Written task: All of the data needs to be repeated exactly.

[Saved entries]
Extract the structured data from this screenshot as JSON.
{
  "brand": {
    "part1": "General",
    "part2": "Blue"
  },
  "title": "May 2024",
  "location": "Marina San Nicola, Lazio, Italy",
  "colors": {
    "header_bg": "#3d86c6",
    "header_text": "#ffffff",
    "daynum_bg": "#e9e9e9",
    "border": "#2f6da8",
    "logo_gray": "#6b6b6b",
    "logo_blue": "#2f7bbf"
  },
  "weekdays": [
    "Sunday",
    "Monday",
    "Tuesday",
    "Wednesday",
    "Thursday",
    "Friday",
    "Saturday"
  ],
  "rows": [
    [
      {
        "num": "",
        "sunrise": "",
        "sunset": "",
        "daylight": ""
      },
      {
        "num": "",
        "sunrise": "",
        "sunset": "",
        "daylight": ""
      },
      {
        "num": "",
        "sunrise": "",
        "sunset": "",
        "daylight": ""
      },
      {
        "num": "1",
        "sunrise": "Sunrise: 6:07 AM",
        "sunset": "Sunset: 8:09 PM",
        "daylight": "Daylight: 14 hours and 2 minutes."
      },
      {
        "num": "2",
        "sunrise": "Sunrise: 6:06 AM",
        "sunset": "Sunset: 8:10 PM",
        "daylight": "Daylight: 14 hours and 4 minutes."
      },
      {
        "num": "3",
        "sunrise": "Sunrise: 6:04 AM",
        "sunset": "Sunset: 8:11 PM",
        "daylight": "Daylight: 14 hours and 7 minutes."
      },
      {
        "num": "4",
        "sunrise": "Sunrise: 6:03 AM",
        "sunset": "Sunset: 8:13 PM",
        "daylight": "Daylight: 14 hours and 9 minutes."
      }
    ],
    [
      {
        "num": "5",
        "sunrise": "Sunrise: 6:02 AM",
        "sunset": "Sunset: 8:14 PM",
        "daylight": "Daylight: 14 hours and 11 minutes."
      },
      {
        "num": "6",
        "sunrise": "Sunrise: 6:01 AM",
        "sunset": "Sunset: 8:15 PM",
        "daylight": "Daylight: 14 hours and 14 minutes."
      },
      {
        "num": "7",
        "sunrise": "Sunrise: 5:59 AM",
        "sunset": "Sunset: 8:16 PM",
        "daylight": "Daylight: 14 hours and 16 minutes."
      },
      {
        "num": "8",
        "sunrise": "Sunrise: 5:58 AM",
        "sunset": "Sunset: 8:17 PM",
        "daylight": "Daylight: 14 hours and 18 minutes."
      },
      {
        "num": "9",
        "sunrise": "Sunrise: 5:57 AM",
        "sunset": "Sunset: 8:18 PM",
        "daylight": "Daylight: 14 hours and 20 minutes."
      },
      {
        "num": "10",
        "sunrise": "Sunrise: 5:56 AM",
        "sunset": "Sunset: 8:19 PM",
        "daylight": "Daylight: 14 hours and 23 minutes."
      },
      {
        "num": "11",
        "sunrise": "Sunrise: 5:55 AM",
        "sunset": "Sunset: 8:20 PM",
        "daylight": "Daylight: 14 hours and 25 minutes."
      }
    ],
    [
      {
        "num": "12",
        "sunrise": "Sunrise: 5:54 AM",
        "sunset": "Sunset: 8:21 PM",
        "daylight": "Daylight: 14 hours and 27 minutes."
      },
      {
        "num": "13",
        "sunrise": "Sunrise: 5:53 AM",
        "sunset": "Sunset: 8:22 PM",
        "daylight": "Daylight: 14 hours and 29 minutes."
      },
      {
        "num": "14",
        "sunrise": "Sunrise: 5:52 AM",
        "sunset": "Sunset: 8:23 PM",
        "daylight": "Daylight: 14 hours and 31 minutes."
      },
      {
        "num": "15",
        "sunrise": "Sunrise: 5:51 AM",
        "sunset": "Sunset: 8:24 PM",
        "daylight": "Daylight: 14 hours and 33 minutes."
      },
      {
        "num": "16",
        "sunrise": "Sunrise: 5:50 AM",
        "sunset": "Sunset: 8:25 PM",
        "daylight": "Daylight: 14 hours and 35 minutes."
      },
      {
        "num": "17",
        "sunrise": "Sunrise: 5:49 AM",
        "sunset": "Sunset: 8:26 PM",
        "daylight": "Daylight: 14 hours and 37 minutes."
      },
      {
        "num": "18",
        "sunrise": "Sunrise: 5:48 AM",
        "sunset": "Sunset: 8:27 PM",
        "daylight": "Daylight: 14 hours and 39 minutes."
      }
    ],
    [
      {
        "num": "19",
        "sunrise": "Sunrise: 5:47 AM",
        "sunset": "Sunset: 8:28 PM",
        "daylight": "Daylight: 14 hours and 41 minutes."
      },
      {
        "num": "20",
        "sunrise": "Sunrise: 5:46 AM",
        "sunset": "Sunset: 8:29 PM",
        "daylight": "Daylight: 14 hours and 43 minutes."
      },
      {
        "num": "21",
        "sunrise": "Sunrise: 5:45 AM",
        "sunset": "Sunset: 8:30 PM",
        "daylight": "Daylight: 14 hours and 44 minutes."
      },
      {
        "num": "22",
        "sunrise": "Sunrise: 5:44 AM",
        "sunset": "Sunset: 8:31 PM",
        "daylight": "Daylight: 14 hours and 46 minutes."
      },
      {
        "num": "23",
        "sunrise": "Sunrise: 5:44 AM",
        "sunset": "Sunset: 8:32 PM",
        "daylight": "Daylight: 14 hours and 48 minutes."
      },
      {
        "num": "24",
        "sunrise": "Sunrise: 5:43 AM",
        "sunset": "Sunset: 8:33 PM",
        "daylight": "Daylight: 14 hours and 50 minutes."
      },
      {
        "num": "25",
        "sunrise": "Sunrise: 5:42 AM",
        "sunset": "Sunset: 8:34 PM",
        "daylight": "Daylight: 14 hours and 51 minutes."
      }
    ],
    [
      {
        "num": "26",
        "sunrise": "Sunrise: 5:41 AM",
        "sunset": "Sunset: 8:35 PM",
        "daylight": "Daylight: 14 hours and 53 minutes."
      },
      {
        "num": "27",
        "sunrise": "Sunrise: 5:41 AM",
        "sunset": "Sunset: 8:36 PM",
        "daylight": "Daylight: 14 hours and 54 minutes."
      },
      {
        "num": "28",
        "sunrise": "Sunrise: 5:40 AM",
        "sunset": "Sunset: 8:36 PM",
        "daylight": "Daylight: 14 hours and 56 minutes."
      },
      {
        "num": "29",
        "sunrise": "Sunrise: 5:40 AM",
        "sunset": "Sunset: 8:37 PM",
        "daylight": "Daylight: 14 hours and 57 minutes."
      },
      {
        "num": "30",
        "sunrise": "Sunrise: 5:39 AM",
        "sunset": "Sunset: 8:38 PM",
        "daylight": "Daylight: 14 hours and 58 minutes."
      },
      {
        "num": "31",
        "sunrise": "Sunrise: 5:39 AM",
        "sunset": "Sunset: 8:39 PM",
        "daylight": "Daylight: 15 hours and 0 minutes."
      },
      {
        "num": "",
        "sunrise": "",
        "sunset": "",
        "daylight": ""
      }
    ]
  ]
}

Expected output:
Extract the structured data from this screenshot as JSON.
{
  "brand": {
    "part1": "General",
    "part2": "Blue"
  },
  "title": "May 2024",
  "location": "Marina San Nicola, Lazio, Italy",
  "colors": {
    "header_bg": "#3d86c6",
    "header_text": "#ffffff",
    "daynum_bg": "#e9e9e9",
    "border": "#2f6da8",
    "logo_gray": "#6b6b6b",
    "logo_blue": "#2f7bbf"
  },
  "weekdays": [
    "Sunday",
    "Monday",
    "Tuesday",
    "Wednesday",
    "Thursday",
    "Friday",
    "Saturday"
  ],
  "rows": [
    [
      {
        "num": "",
        "sunrise": "",
        "sunset": "",
        "daylight": ""
      },
      {
        "num": "",
        "sunrise": "",
        "sunset": "",
        "daylight": ""
      },
      {
        "num": "",
        "sunrise": "",
        "sunset": "",
        "daylight": ""
      },
      {
        "num": "1",
        "sunrise": "Sunrise: 6:07 AM",
        "sunset": "Sunset: 8:09 PM",
        "daylight": "Daylight: 14 hours and 2 minutes."
      },
      {
        "num": "2",
        "sunrise": "Sunrise: 6:06 AM",
        "sunset": "Sunset: 8:10 PM",
        "daylight": "Daylight: 14 hours and 4 minutes."
      },
      {
        "num": "3",
        "sunrise": "Sunrise: 6:04 AM",
        "sunset": "Sunset: 8:11 PM",
        "daylight": "Daylight: 14 hours and 7 minutes."
      },
      {
        "num": "4",
        "sunrise": "Sunrise: 6:03 AM",
        "sunset": "Sunset: 8:13 PM",
        "daylight": "Daylight: 14 hours and 9 minutes."
      }
    ],
    [
      {
        "num": "5",
        "sunrise": "Sunrise: 6:02 AM",
        "sunset": "Sunset: 8:14 PM",
        "daylight": "Daylight: 14 hours and 11 minutes."
      },
      {
        "num": "6",
        "sunrise": "Sunrise: 6:01 AM",
        "sunset": "Sunset: 8:15 PM",
        "daylight": "Daylight: 14 hours and 14 minutes."
      },
      {
        "num": "7",
        "sunrise": "Sunrise: 5:59 AM",
        "sunset": "Sunset: 8:16 PM",
        "daylight": "Daylight: 14 hours and 16 minutes."
      },
      {
        "num": "8",
        "sunrise": "Sunrise: 5:58 AM",
        "sunset": "Sunset: 8:17 PM",
        "daylight": "Daylight: 14 hours and 18 minutes."
      },
      {
        "num": "9",
        "sunrise": "Sunrise: 5:57 AM",
        "sunset": "Sunset: 8:18 PM",
        "daylight": "Daylight: 14 hours and 20 minutes."
      },
      {
        "num": "10",
        "sunrise": "Sunrise: 5:56 AM",
        "sunset": "Sunset: 8:19 PM",
        "daylight": "Daylight: 14 hours and 23 minutes."
      },
      {
        "num": "11",
        "sunrise": "Sunrise: 5:55 AM",
        "sunset": "Sunset: 8:20 PM",
        "daylight": "Daylight: 14 hours and 25 minutes."
      }
    ],
    [
      {
        "num": "12",
        "sunrise": "Sunrise: 5:54 AM",
        "sunset": "Sunset: 8:21 PM",
        "daylight": "Daylight: 14 hours and 27 minutes."
      },
      {
        "num": "13",
        "sunrise": "Sunrise: 5:53 AM",
        "sunset": "Sunset: 8:22 PM",
        "daylight": "Daylight: 14 hours and 29 minutes."
      },
      {
        "num": "14",
        "sunrise": "Sunrise: 5:52 AM",
        "sunset": "Sunset: 8:23 PM",
        "daylight": "Daylight: 14 hours and 31 minutes."
      },
      {
        "num": "15",
        "sunrise": "Sunrise: 5:51 AM",
        "sunset": "Sunset: 8:24 PM",
        "daylight": "Daylight: 14 hours and 33 minutes."
      },
      {
        "num": "16",
        "sunrise": "Sunrise: 5:50 AM",
        "sunset": "Sunset: 8:25 PM",
        "daylight": "Daylight: 14 hours and 35 minutes."
      },
      {
        "num": "17",
        "sunrise": "Sunrise: 5:49 AM",
        "sunset": "Sunset: 8:26 PM",
        "daylight": "Daylight: 14 hours and 37 minutes."
      },
      {
        "num": "18",
        "sunrise": "Sunrise: 5:48 AM",
        "sunset": "Sunset: 8:27 PM",
        "daylight": "Daylight: 14 hours and 39 minutes."
      }
    ],
    [
      {
        "num": "19",
        "sunrise": "Sunrise: 5:47 AM",
        "sunset": "Sunset: 8:28 PM",
        "daylight": "Daylight: 14 hours and 41 minutes."
      },
      {
        "num": "20",
        "sunrise": "Sunrise: 5:46 AM",
        "sunset": "Sunset: 8:29 PM",
        "daylight": "Daylight: 14 hours and 43 minutes."
      },
      {
        "num": "21",
        "sunrise": "Sunrise: 5:45 AM",
        "sunset": "Sunset: 8:30 PM",
        "daylight": "Daylight: 14 hours and 44 minutes."
      },
      {
        "num": "22",
        "sunrise": "Sunrise: 5:44 AM",
        "sunset": "Sunset: 8:31 PM",
        "daylight": "Daylight: 14 hours and 46 minutes."
      },
      {
        "num": "23",
        "sunrise": "Sunrise: 5:44 AM",
        "sunset": "Sunset: 8:32 PM",
        "daylight": "Daylight: 14 hours and 48 minutes."
      },
      {
        "num": "24",
        "sunrise": "Sunrise: 5:43 AM",
        "sunset": "Sunset: 8:33 PM",
        "daylight": "Daylight: 14 hours and 50 minutes."
      },
      {
        "num": "25",
        "sunrise": "Sunrise: 5:42 AM",
        "sunset": "Sunset: 8:34 PM",
        "daylight": "Daylight: 14 hours and 51 minutes."
      }
    ],
    [
      {
        "num": "26",
        "sunrise": "Sunrise: 5:41 AM",
        "sunset": "Sunset: 8:35 PM",
        "daylight": "Daylight: 14 hours and 53 minutes."
      },
      {
        "num": "27",
        "sunrise": "Sunrise: 5:41 AM",
        "sunset": "Sunset: 8:36 PM",
        "daylight": "Daylight: 14 hours and 54 minutes."
      },
      {
        "num": "28",
        "sunrise": "Sunrise: 5:40 AM",
        "sunset": "Sunset: 8:36 PM",
        "daylight": "Daylight: 14 hours and 56 minutes."
      },
      {
        "num": "29",
        "sunrise": "Sunrise: 5:40 AM",
        "sunset": "Sunset: 8:37 PM",
        "daylight": "Daylight: 14 hours and 57 minutes."
      },
      {
        "num": "30",
        "sunrise": "Sunrise: 5:39 AM",
        "sunset": "Sunset: 8:38 PM",
        "daylight": "Daylight: 14 hours and 58 minutes."
      },
      {
        "num": "31",
        "sunrise": "Sunrise: 5:39 AM",
        "sunset": "Sunset: 8:39 PM",
        "daylight": "Daylight: 15 hours and 0 minutes."
      },
      {
        "num": "",
        "sunrise": "",
        "sunset": "",
        "daylight": ""
      }
    ]
  ]
}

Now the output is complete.